[Stored data entries]
--- start ---

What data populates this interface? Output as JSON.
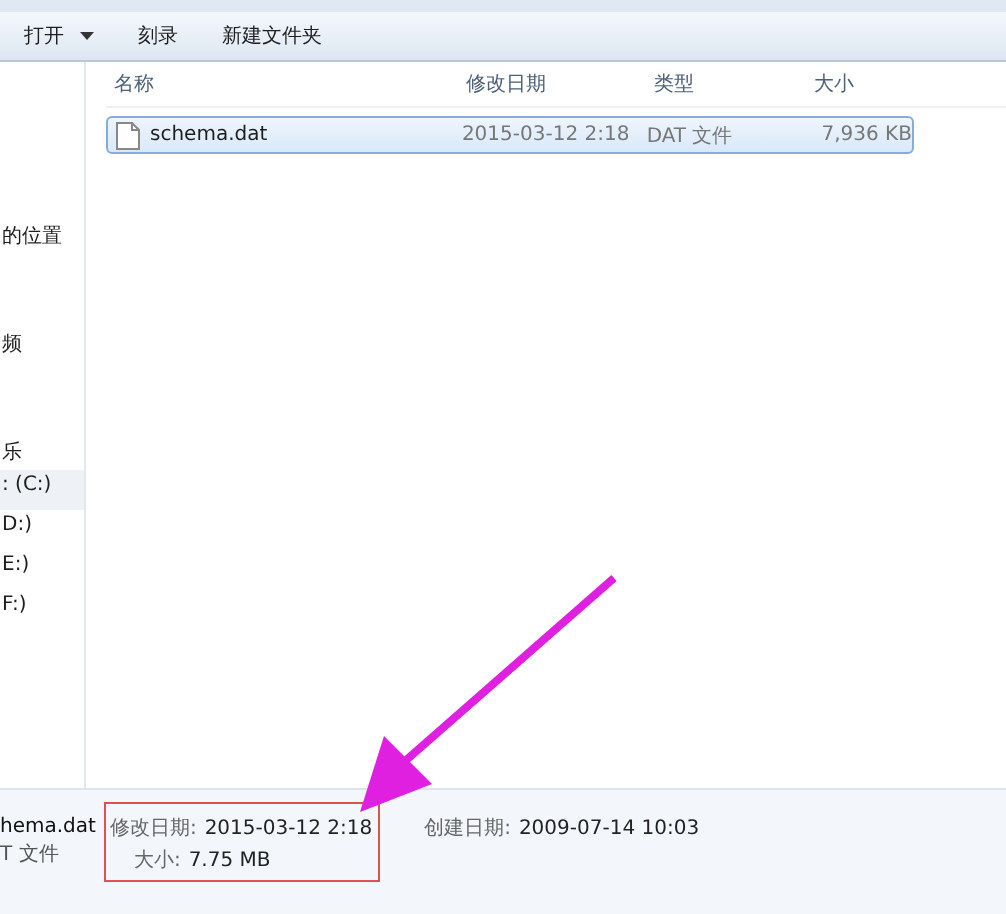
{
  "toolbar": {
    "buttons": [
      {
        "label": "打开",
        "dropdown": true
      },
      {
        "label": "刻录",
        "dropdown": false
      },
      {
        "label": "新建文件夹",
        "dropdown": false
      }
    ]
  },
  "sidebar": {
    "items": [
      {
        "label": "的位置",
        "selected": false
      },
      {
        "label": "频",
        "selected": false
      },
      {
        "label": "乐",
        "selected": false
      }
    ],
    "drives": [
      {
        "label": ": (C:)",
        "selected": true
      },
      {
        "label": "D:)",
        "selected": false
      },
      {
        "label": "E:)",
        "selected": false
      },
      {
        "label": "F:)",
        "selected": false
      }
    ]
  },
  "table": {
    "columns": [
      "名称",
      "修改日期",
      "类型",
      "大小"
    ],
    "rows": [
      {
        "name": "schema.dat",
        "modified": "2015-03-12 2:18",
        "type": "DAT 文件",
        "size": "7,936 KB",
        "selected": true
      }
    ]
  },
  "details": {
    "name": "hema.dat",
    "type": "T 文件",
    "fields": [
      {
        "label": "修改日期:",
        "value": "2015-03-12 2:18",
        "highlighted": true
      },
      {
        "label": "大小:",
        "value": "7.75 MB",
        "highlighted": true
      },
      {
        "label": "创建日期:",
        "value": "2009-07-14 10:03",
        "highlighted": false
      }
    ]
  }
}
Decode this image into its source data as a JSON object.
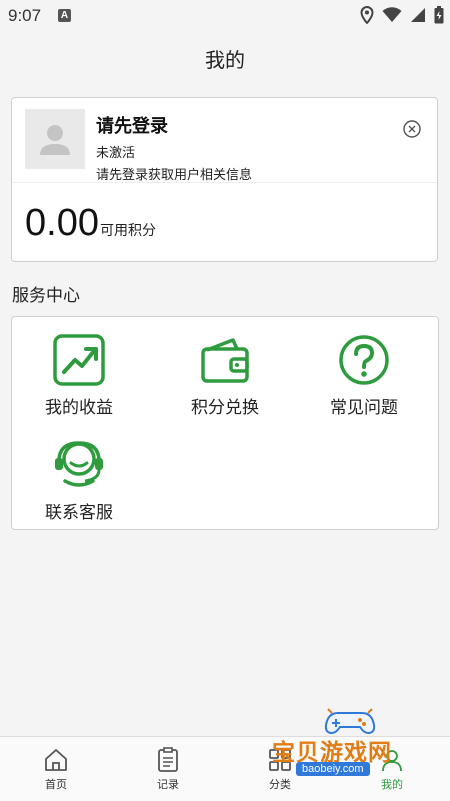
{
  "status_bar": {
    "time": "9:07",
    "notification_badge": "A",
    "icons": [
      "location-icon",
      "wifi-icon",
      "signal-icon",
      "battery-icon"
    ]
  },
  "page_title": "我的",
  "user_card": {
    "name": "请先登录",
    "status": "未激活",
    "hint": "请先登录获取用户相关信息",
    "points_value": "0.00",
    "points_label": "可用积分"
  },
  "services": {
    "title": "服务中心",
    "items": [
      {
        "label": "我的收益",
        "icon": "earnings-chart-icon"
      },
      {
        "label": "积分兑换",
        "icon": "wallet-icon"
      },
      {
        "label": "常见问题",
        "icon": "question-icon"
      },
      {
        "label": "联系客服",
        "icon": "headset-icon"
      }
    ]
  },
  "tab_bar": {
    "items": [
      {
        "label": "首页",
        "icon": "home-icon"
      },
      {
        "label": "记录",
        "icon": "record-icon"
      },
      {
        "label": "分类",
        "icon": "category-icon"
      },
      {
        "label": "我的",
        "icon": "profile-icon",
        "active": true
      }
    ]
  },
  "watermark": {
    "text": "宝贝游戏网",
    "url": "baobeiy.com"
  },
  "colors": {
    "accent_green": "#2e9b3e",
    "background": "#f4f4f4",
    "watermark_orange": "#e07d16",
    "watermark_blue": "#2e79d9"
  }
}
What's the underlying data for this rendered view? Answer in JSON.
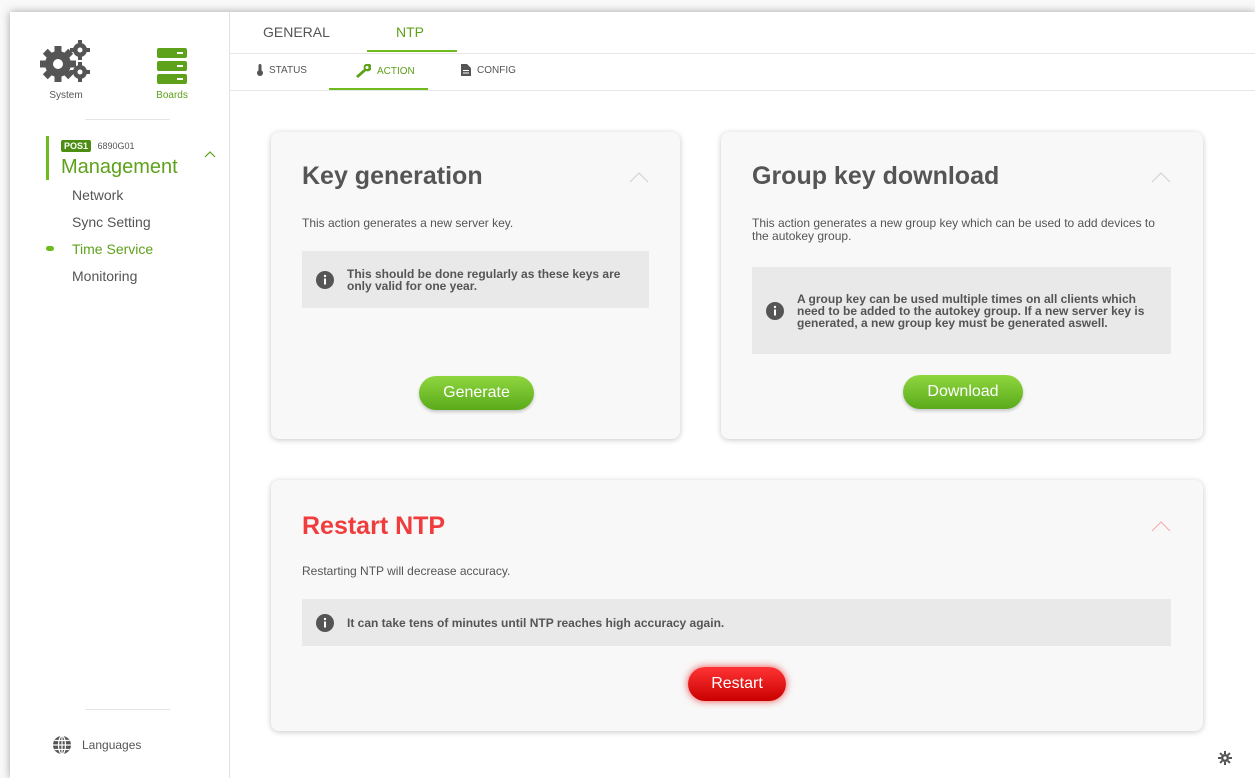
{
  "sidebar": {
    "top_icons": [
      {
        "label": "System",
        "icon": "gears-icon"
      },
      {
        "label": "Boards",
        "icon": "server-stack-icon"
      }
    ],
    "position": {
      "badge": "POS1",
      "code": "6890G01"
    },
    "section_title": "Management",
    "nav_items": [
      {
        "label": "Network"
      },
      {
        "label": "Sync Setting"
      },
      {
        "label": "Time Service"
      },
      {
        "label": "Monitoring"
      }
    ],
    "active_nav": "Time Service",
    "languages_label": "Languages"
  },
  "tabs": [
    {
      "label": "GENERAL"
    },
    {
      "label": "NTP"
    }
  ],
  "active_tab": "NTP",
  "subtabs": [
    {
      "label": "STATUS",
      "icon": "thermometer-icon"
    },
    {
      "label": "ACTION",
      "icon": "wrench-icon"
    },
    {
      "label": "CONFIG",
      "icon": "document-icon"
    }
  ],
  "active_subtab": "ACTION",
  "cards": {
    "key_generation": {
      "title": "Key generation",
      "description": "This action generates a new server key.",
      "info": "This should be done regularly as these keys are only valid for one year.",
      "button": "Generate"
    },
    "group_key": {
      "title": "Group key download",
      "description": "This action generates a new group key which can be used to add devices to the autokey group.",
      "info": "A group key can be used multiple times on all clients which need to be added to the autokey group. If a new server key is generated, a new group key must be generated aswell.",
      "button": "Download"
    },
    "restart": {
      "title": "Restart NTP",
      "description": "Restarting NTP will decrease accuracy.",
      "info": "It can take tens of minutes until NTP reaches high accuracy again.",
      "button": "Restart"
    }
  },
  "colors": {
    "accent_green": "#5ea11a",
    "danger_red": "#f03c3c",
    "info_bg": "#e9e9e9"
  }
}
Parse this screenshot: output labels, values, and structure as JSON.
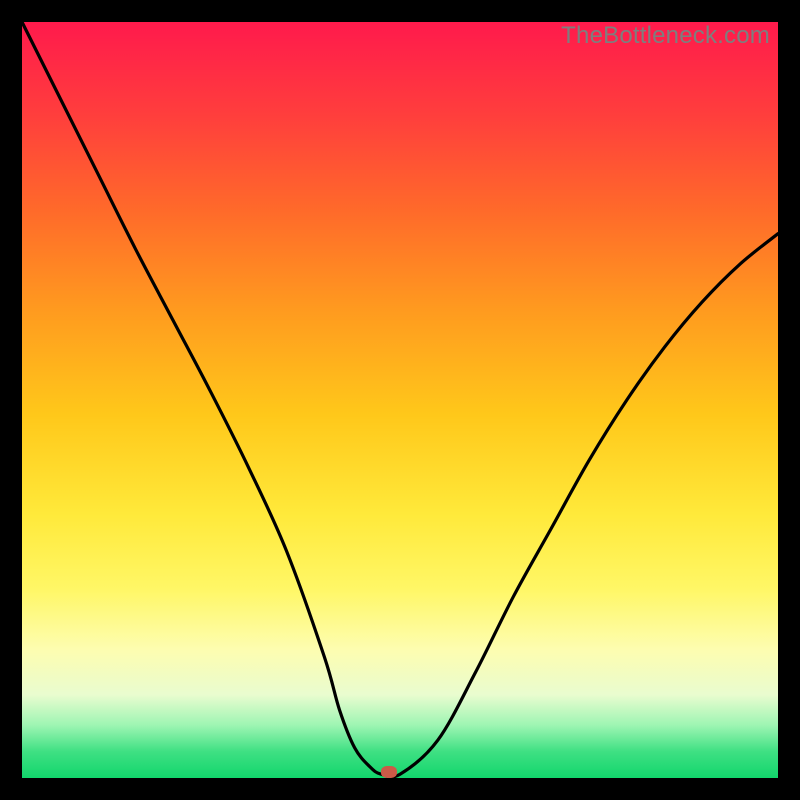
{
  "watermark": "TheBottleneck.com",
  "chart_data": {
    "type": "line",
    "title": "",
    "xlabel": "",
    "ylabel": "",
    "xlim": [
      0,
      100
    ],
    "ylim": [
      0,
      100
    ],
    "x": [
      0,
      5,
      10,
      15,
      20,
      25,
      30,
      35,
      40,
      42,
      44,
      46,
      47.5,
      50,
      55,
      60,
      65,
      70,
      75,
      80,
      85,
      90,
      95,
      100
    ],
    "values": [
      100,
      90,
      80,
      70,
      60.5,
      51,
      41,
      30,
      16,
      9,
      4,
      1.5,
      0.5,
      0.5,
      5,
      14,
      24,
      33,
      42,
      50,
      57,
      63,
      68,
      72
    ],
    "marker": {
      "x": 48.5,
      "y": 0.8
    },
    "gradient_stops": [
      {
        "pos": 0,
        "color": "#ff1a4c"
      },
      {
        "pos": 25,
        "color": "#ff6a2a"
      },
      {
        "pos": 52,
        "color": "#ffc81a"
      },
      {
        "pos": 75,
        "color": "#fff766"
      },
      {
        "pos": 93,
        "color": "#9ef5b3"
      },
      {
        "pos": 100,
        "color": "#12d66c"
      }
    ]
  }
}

--- end ---

[Exercise]
Omit all pictures while transcribing the entries verbatim.

[Task answer]
What data populates this interface? Output as JSON.
{
  "toolbar": {
    "buttons": [
      {
        "label": "打开",
        "dropdown": true
      },
      {
        "label": "刻录",
        "dropdown": false
      },
      {
        "label": "新建文件夹",
        "dropdown": false
      }
    ]
  },
  "sidebar": {
    "items": [
      {
        "label": "的位置",
        "selected": false
      },
      {
        "label": "频",
        "selected": false
      },
      {
        "label": "乐",
        "selected": false
      }
    ],
    "drives": [
      {
        "label": ": (C:)",
        "selected": true
      },
      {
        "label": "D:)",
        "selected": false
      },
      {
        "label": "E:)",
        "selected": false
      },
      {
        "label": "F:)",
        "selected": false
      }
    ]
  },
  "table": {
    "columns": [
      "名称",
      "修改日期",
      "类型",
      "大小"
    ],
    "rows": [
      {
        "name": "schema.dat",
        "modified": "2015-03-12 2:18",
        "type": "DAT 文件",
        "size": "7,936 KB",
        "selected": true
      }
    ]
  },
  "details": {
    "name": "hema.dat",
    "type": "T 文件",
    "fields": [
      {
        "label": "修改日期:",
        "value": "2015-03-12 2:18",
        "highlighted": true
      },
      {
        "label": "大小:",
        "value": "7.75 MB",
        "highlighted": true
      },
      {
        "label": "创建日期:",
        "value": "2009-07-14 10:03",
        "highlighted": false
      }
    ]
  }
}
Decode this image into its source data as a JSON object.
{
  "status_bar": {
    "time": "9:07",
    "notification_badge": "A",
    "icons": [
      "location-icon",
      "wifi-icon",
      "signal-icon",
      "battery-icon"
    ]
  },
  "page_title": "我的",
  "user_card": {
    "name": "请先登录",
    "status": "未激活",
    "hint": "请先登录获取用户相关信息",
    "points_value": "0.00",
    "points_label": "可用积分"
  },
  "services": {
    "title": "服务中心",
    "items": [
      {
        "label": "我的收益",
        "icon": "earnings-chart-icon"
      },
      {
        "label": "积分兑换",
        "icon": "wallet-icon"
      },
      {
        "label": "常见问题",
        "icon": "question-icon"
      },
      {
        "label": "联系客服",
        "icon": "headset-icon"
      }
    ]
  },
  "tab_bar": {
    "items": [
      {
        "label": "首页",
        "icon": "home-icon"
      },
      {
        "label": "记录",
        "icon": "record-icon"
      },
      {
        "label": "分类",
        "icon": "category-icon"
      },
      {
        "label": "我的",
        "icon": "profile-icon",
        "active": true
      }
    ]
  },
  "watermark": {
    "text": "宝贝游戏网",
    "url": "baobeiy.com"
  },
  "colors": {
    "accent_green": "#2e9b3e",
    "background": "#f4f4f4",
    "watermark_orange": "#e07d16",
    "watermark_blue": "#2e79d9"
  }
}
What's the underlying data for this rendered view? Answer in JSON.
{
  "sidebar": {
    "top_icons": [
      {
        "label": "System",
        "icon": "gears-icon"
      },
      {
        "label": "Boards",
        "icon": "server-stack-icon"
      }
    ],
    "position": {
      "badge": "POS1",
      "code": "6890G01"
    },
    "section_title": "Management",
    "nav_items": [
      {
        "label": "Network"
      },
      {
        "label": "Sync Setting"
      },
      {
        "label": "Time Service"
      },
      {
        "label": "Monitoring"
      }
    ],
    "active_nav": "Time Service",
    "languages_label": "Languages"
  },
  "tabs": [
    {
      "label": "GENERAL"
    },
    {
      "label": "NTP"
    }
  ],
  "active_tab": "NTP",
  "subtabs": [
    {
      "label": "STATUS",
      "icon": "thermometer-icon"
    },
    {
      "label": "ACTION",
      "icon": "wrench-icon"
    },
    {
      "label": "CONFIG",
      "icon": "document-icon"
    }
  ],
  "active_subtab": "ACTION",
  "cards": {
    "key_generation": {
      "title": "Key generation",
      "description": "This action generates a new server key.",
      "info": "This should be done regularly as these keys are only valid for one year.",
      "button": "Generate"
    },
    "group_key": {
      "title": "Group key download",
      "description": "This action generates a new group key which can be used to add devices to the autokey group.",
      "info": "A group key can be used multiple times on all clients which need to be added to the autokey group. If a new server key is generated, a new group key must be generated aswell.",
      "button": "Download"
    },
    "restart": {
      "title": "Restart NTP",
      "description": "Restarting NTP will decrease accuracy.",
      "info": "It can take tens of minutes until NTP reaches high accuracy again.",
      "button": "Restart"
    }
  },
  "colors": {
    "accent_green": "#5ea11a",
    "danger_red": "#f03c3c",
    "info_bg": "#e9e9e9"
  }
}
Parse this screenshot: output labels, values, and structure as JSON.
{
  "watermark": "TheBottleneck.com",
  "chart_data": {
    "type": "line",
    "title": "",
    "xlabel": "",
    "ylabel": "",
    "xlim": [
      0,
      100
    ],
    "ylim": [
      0,
      100
    ],
    "x": [
      0,
      5,
      10,
      15,
      20,
      25,
      30,
      35,
      40,
      42,
      44,
      46,
      47.5,
      50,
      55,
      60,
      65,
      70,
      75,
      80,
      85,
      90,
      95,
      100
    ],
    "values": [
      100,
      90,
      80,
      70,
      60.5,
      51,
      41,
      30,
      16,
      9,
      4,
      1.5,
      0.5,
      0.5,
      5,
      14,
      24,
      33,
      42,
      50,
      57,
      63,
      68,
      72
    ],
    "marker": {
      "x": 48.5,
      "y": 0.8
    },
    "gradient_stops": [
      {
        "pos": 0,
        "color": "#ff1a4c"
      },
      {
        "pos": 25,
        "color": "#ff6a2a"
      },
      {
        "pos": 52,
        "color": "#ffc81a"
      },
      {
        "pos": 75,
        "color": "#fff766"
      },
      {
        "pos": 93,
        "color": "#9ef5b3"
      },
      {
        "pos": 100,
        "color": "#12d66c"
      }
    ]
  }
}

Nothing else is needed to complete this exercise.